> **EXERCISE AIM**
Can you find the lines of the listing that include "pour" and copy every one?

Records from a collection

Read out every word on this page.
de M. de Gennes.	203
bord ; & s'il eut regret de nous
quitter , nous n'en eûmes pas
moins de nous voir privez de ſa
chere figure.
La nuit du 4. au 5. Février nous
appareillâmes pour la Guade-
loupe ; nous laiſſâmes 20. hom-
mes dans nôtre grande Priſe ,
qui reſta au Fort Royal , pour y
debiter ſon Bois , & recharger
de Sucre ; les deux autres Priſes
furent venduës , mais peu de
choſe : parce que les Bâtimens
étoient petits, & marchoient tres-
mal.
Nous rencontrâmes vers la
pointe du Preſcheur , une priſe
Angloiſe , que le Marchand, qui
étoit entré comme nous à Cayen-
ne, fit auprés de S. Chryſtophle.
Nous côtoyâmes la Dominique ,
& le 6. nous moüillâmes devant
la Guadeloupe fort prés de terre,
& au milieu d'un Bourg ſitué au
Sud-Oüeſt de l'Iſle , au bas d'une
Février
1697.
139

> **THE SOLUTION**
appareillâmes pour la Guade-
qui reſta au Fort Royal , pour y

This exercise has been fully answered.